TO BE DONE » Give an exact copy of every line, leaving images out.

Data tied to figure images

********

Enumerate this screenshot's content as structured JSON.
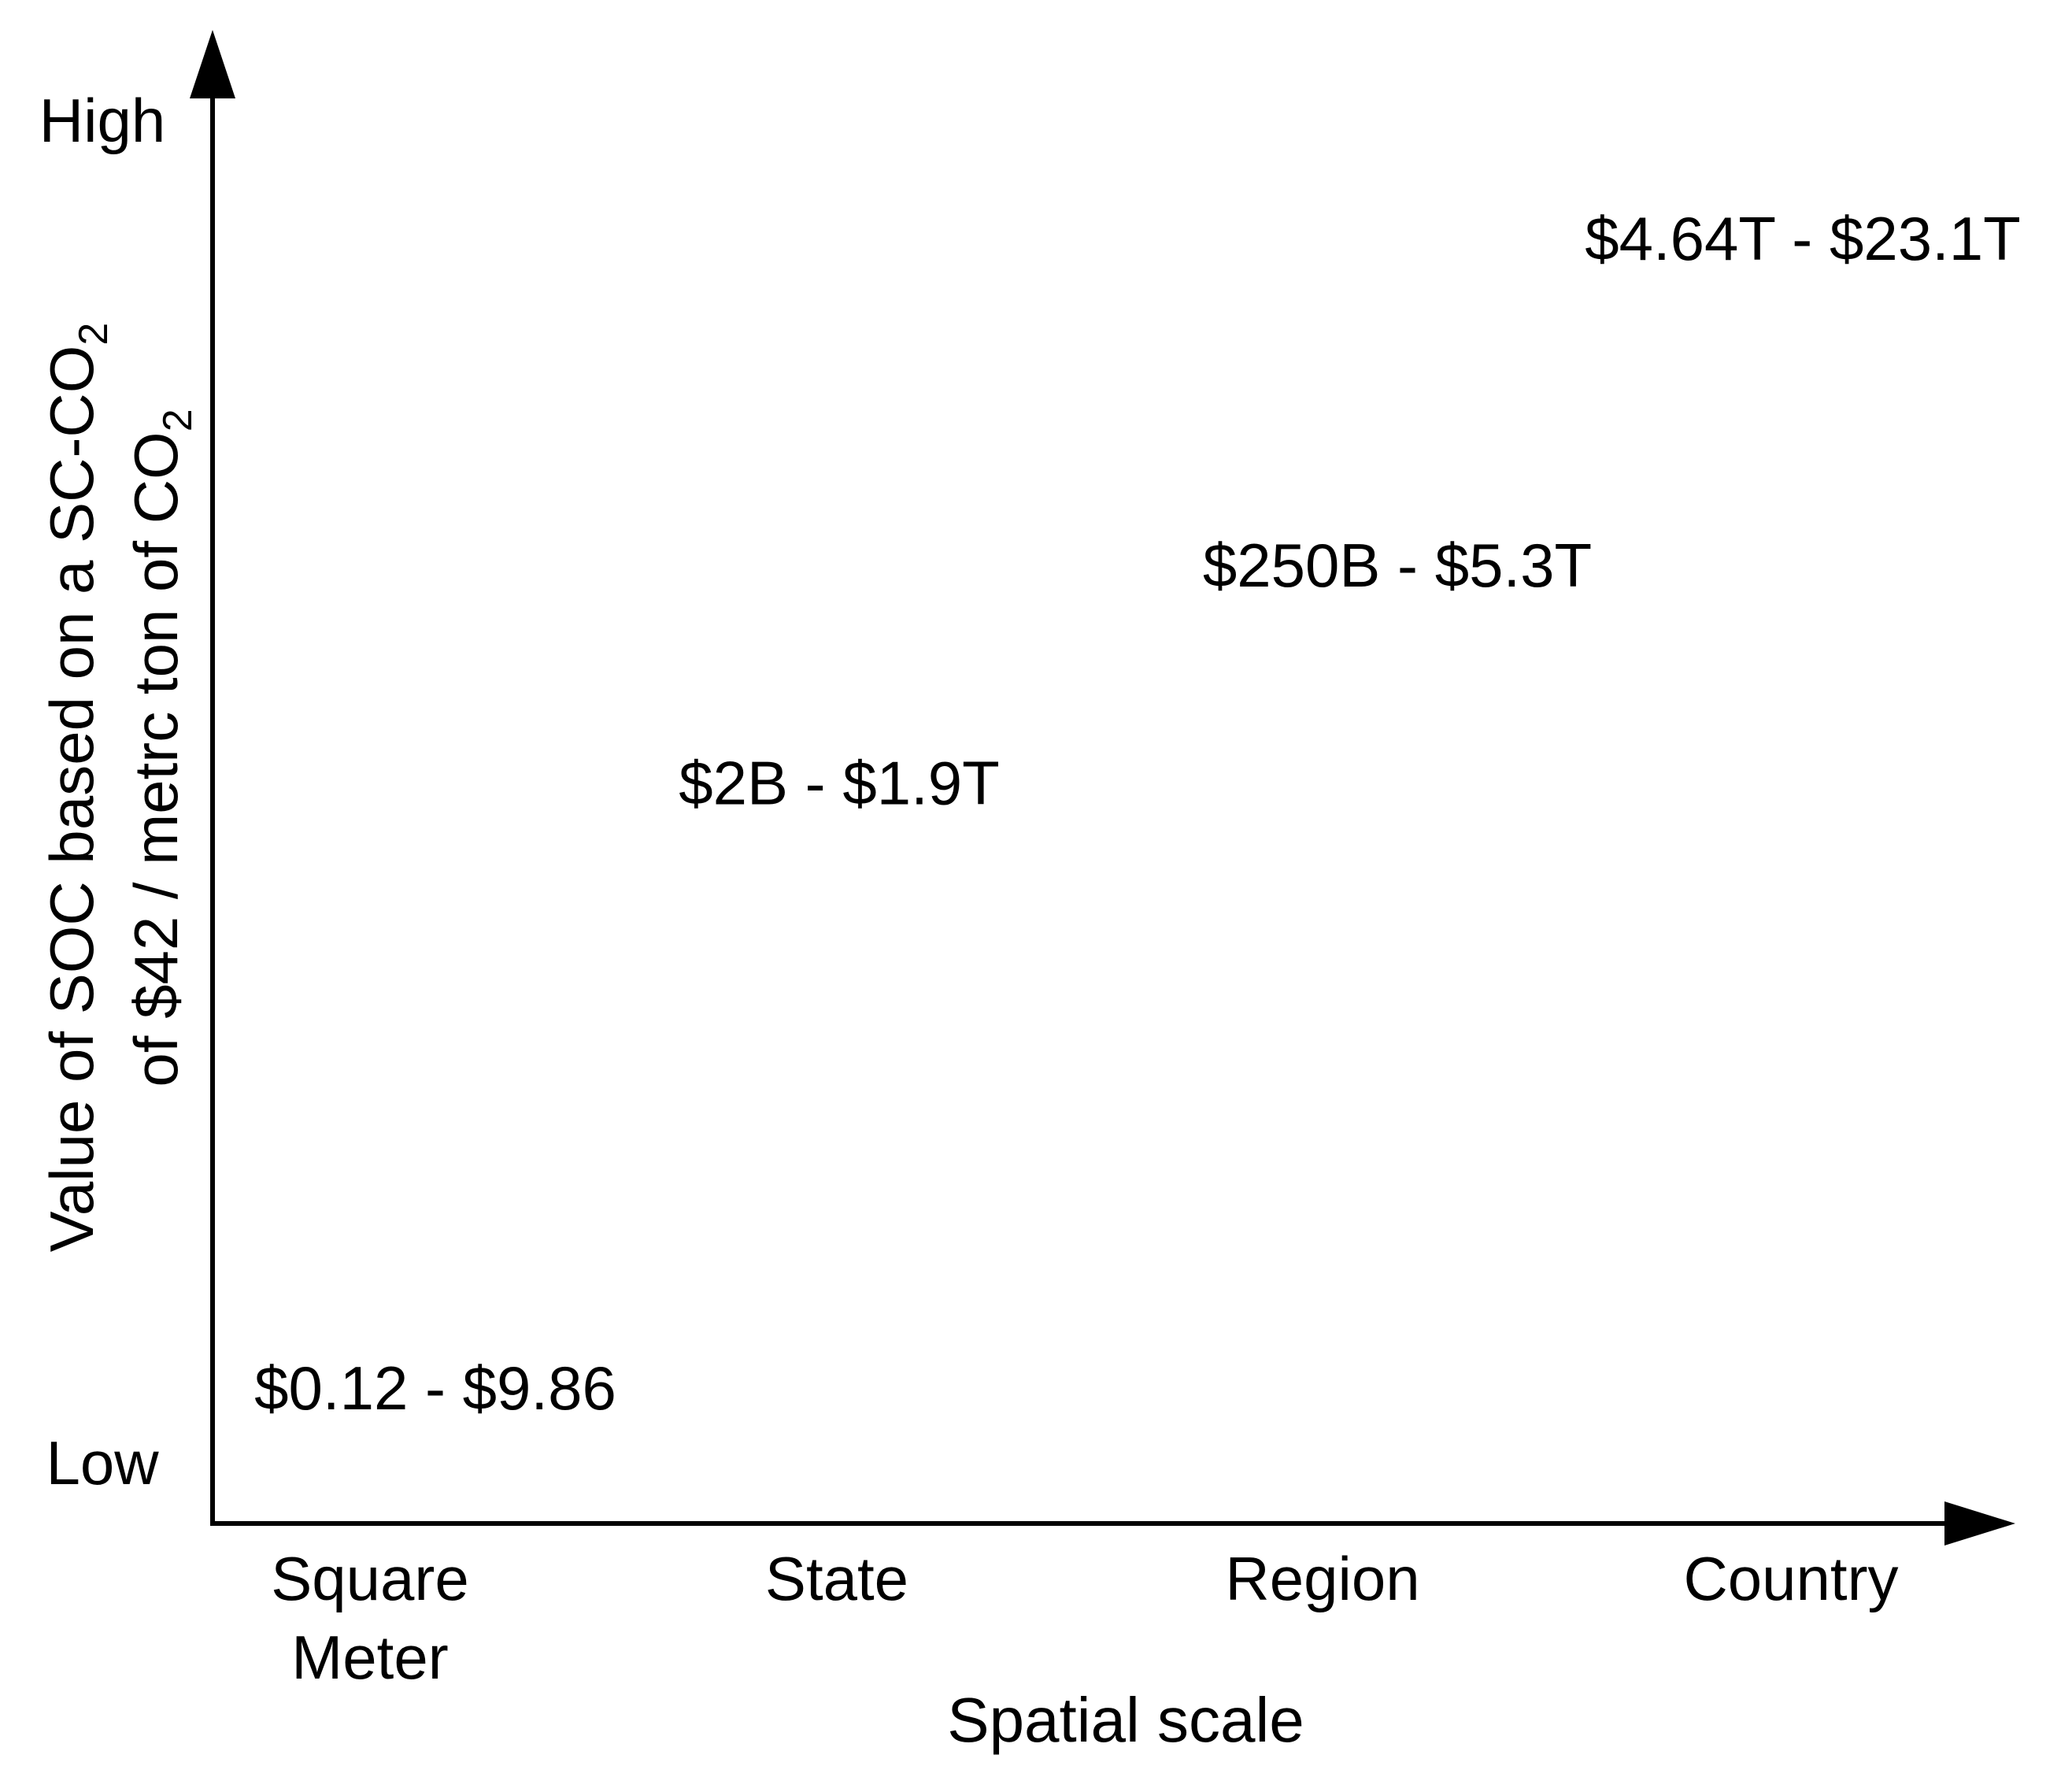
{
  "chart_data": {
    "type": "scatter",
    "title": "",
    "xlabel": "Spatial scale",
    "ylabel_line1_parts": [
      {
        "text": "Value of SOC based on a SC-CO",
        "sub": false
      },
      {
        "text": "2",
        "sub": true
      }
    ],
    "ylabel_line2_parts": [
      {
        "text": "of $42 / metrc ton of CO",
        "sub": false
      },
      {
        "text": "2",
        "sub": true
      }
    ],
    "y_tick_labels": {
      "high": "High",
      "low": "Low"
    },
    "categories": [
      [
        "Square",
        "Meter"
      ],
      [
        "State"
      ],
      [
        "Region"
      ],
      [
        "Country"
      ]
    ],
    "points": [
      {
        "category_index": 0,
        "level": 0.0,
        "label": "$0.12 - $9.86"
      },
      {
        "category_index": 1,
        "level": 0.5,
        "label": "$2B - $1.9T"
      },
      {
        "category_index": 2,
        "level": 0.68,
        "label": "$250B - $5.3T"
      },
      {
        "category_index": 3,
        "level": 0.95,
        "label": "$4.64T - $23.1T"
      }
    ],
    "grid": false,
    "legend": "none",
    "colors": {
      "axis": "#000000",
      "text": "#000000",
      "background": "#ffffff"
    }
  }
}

********

FULL RESPONSE »
Enumerate this screenshot's content as structured JSON.
{
  "chart_data": {
    "type": "scatter",
    "title": "",
    "xlabel": "Spatial scale",
    "ylabel_line1_parts": [
      {
        "text": "Value of SOC based on a SC-CO",
        "sub": false
      },
      {
        "text": "2",
        "sub": true
      }
    ],
    "ylabel_line2_parts": [
      {
        "text": "of $42 / metrc ton of CO",
        "sub": false
      },
      {
        "text": "2",
        "sub": true
      }
    ],
    "y_tick_labels": {
      "high": "High",
      "low": "Low"
    },
    "categories": [
      [
        "Square",
        "Meter"
      ],
      [
        "State"
      ],
      [
        "Region"
      ],
      [
        "Country"
      ]
    ],
    "points": [
      {
        "category_index": 0,
        "level": 0.0,
        "label": "$0.12 - $9.86"
      },
      {
        "category_index": 1,
        "level": 0.5,
        "label": "$2B - $1.9T"
      },
      {
        "category_index": 2,
        "level": 0.68,
        "label": "$250B - $5.3T"
      },
      {
        "category_index": 3,
        "level": 0.95,
        "label": "$4.64T - $23.1T"
      }
    ],
    "grid": false,
    "legend": "none",
    "colors": {
      "axis": "#000000",
      "text": "#000000",
      "background": "#ffffff"
    }
  }
}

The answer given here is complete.